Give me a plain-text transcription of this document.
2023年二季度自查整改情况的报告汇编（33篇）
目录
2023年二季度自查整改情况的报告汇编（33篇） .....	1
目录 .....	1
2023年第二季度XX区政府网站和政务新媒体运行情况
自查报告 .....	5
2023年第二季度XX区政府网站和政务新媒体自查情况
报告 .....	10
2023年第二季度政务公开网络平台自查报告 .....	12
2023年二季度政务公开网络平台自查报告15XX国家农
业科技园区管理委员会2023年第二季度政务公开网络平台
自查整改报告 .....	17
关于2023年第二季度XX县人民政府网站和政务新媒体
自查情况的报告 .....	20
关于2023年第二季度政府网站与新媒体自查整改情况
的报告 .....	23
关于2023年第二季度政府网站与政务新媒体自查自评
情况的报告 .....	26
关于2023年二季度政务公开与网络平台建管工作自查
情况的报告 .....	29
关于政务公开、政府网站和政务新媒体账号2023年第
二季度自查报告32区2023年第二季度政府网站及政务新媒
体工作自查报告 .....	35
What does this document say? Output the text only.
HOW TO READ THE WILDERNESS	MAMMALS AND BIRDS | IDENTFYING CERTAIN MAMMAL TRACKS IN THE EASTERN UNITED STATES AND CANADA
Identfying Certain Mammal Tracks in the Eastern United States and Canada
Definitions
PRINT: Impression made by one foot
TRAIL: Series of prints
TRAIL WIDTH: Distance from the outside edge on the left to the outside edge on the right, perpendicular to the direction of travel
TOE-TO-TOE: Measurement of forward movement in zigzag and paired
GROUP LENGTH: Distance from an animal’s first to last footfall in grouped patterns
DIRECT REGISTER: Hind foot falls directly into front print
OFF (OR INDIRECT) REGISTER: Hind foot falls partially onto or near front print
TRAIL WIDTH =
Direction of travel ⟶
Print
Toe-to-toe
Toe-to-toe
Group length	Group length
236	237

================

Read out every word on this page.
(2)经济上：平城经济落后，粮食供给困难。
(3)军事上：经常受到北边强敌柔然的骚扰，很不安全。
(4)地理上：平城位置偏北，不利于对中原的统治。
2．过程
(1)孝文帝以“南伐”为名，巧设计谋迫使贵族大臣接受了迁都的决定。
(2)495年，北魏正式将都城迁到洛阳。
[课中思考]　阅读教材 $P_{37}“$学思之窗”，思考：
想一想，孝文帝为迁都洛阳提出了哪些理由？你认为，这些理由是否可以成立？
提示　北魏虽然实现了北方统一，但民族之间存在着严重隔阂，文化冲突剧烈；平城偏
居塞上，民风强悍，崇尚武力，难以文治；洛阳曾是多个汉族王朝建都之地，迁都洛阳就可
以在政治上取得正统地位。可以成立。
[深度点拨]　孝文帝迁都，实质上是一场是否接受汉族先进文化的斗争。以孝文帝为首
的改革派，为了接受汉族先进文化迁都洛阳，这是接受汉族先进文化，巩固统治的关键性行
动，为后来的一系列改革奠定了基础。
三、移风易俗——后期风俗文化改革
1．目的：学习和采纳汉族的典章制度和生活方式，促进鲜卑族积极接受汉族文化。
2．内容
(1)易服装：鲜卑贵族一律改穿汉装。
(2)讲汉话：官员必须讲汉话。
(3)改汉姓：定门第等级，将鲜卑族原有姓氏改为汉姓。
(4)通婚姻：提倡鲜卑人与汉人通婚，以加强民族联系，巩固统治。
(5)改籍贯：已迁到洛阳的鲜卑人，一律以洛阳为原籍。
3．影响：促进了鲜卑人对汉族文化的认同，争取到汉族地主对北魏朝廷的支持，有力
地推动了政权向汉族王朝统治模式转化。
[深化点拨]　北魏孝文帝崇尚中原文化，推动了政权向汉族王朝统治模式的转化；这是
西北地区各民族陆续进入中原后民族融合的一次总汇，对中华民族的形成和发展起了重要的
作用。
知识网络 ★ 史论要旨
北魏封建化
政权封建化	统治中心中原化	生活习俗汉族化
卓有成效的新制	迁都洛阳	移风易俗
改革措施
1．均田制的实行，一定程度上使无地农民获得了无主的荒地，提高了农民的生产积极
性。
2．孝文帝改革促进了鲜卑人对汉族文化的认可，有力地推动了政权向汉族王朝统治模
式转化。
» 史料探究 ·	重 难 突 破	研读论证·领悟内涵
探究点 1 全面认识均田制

================

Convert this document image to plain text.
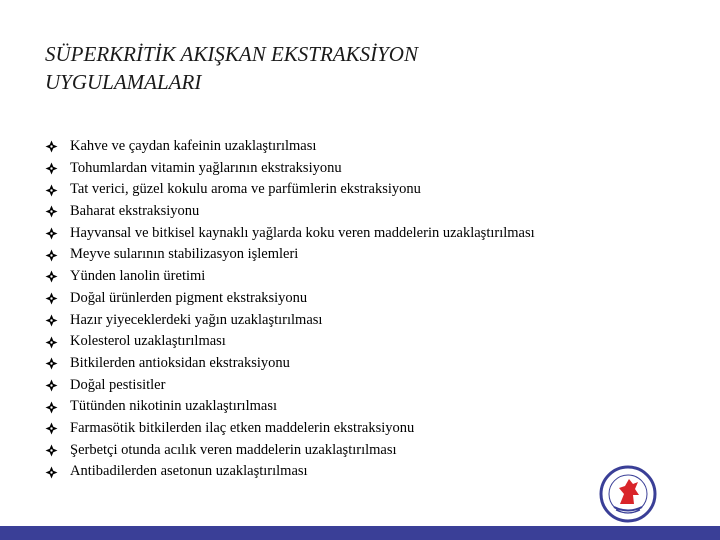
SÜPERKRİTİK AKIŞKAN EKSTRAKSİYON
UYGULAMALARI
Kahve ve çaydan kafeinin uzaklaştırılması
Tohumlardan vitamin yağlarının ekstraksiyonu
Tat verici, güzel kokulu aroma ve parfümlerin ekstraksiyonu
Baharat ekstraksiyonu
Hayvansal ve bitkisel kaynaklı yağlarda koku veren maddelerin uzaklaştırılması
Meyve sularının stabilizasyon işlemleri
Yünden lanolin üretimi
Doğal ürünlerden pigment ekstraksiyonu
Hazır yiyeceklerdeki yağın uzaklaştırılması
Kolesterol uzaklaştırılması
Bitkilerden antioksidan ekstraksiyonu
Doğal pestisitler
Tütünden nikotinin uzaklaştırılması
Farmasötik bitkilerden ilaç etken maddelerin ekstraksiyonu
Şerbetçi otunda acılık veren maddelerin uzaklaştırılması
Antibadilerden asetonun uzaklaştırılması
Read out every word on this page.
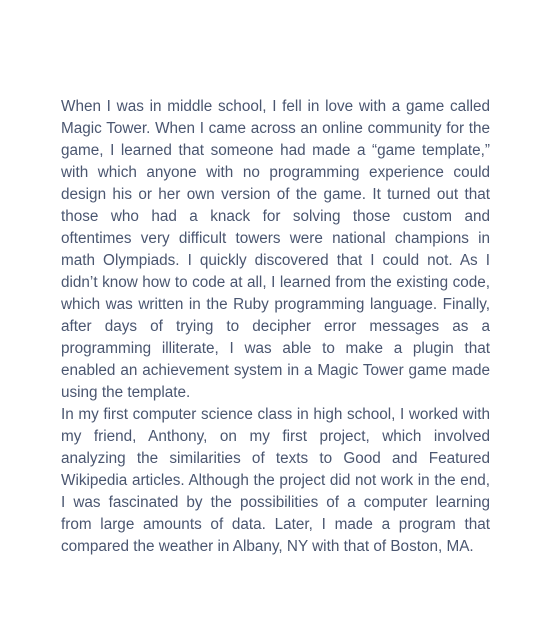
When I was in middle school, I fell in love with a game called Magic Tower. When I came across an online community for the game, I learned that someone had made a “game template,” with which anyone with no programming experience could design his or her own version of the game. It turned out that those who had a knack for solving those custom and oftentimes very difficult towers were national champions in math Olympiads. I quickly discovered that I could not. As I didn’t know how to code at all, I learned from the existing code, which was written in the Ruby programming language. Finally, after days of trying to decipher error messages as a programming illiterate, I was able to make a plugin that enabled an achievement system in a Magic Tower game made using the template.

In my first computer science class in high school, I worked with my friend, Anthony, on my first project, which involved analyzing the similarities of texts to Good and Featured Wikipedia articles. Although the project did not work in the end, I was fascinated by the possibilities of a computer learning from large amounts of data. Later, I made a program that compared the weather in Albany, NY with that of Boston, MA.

================

■ **Instruction**
Pick out every line above that holds the word "from" and copy it.

■ **Response below**
TRAIL WIDTH: Distance from the outside edge on the left to the outside edge on the right, perpendicular to the direction of travel
GROUP LENGTH: Distance from an animal’s first to last footfall in grouped patterns
When I was in middle school, I fell in love with a game called Magic Tower. When I came across an online community for the game, I learned that someone had made a “game template,” with which anyone with no programming experience could design his or her own version of the game. It turned out that those who had a knack for solving those custom and oftentimes very difficult towers were national champions in math Olympiads. I quickly discovered that I could not. As I didn’t know how to code at all, I learned from the existing code, which was written in the Ruby programming language. Finally, after days of trying to decipher error messages as a programming illiterate, I was able to make a plugin that enabled an achievement system in a Magic Tower game made using the template.
In my first computer science class in high school, I worked with my friend, Anthony, on my first project, which involved analyzing the similarities of texts to Good and Featured Wikipedia articles. Although the project did not work in the end, I was fascinated by the possibilities of a computer learning from large amounts of data. Later, I made a program that compared the weather in Albany, NY with that of Boston, MA.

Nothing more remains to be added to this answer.